## REQUIRED WORK
Tally how many lines include "Apps". The number is the whole answer.

[Stored records]
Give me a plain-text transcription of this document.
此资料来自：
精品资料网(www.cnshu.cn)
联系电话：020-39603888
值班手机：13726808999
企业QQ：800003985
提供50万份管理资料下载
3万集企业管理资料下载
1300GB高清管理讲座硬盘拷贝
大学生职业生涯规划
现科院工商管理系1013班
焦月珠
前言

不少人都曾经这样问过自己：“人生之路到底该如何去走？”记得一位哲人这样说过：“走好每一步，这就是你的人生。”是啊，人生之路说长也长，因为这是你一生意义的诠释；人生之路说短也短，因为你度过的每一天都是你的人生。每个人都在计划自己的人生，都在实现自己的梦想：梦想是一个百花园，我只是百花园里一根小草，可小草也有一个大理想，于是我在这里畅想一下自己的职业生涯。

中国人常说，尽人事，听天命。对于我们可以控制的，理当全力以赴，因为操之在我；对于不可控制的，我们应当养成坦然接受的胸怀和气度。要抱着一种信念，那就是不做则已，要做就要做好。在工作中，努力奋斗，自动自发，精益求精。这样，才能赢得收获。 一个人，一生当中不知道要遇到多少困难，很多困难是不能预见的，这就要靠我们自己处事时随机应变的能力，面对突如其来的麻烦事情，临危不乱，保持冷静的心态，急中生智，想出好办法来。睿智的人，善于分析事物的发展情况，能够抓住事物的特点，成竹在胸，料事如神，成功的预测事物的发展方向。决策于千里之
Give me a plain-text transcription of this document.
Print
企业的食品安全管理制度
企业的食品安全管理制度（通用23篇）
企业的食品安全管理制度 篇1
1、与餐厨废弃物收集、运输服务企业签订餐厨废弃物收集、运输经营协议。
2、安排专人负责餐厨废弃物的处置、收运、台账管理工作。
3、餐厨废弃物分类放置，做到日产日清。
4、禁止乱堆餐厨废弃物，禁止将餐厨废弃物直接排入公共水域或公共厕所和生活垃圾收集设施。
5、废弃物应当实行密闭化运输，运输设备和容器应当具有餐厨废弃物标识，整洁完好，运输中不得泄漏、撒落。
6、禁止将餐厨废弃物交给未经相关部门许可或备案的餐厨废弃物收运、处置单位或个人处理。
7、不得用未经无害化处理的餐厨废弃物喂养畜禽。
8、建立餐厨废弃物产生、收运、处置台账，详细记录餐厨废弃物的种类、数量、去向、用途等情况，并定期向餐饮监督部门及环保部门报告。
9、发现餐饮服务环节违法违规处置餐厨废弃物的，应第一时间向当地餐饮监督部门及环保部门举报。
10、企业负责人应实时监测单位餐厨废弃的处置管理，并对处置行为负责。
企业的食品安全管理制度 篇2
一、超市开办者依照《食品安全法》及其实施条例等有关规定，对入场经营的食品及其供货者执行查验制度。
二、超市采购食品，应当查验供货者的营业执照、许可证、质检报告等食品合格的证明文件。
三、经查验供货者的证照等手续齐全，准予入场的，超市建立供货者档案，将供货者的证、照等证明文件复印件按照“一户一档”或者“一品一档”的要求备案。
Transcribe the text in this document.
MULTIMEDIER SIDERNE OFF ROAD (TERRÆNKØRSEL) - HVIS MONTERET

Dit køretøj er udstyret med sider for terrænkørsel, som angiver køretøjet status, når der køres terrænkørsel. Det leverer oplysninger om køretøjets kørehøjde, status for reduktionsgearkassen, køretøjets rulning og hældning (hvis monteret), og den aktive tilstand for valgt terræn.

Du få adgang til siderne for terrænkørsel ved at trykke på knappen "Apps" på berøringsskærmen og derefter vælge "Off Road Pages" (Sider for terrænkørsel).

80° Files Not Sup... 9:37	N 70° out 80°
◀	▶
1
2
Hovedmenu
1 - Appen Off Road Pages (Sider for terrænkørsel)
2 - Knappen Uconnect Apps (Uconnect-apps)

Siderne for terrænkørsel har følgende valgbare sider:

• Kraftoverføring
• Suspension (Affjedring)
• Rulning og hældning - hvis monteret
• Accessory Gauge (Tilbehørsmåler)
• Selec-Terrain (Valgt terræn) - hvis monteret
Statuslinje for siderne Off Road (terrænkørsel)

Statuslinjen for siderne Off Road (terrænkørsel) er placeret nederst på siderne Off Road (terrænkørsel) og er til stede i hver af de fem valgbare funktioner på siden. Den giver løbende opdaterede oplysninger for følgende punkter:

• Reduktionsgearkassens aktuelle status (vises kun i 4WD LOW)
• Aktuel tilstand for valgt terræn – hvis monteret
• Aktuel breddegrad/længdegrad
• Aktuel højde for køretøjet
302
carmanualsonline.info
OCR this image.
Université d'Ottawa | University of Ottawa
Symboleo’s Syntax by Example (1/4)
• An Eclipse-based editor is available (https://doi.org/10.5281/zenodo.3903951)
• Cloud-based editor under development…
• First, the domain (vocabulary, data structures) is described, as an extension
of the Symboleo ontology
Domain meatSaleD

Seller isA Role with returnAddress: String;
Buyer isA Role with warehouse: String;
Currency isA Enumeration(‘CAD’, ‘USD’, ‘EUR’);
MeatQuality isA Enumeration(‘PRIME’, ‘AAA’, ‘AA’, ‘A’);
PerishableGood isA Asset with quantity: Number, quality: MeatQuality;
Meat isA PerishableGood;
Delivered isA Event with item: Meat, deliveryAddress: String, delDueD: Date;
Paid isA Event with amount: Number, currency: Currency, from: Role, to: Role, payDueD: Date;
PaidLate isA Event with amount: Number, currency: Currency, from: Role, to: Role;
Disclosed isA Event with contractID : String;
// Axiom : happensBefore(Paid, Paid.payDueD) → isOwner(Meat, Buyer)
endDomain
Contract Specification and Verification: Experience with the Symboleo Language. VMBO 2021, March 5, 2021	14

## COMPLETE RESPONSE
2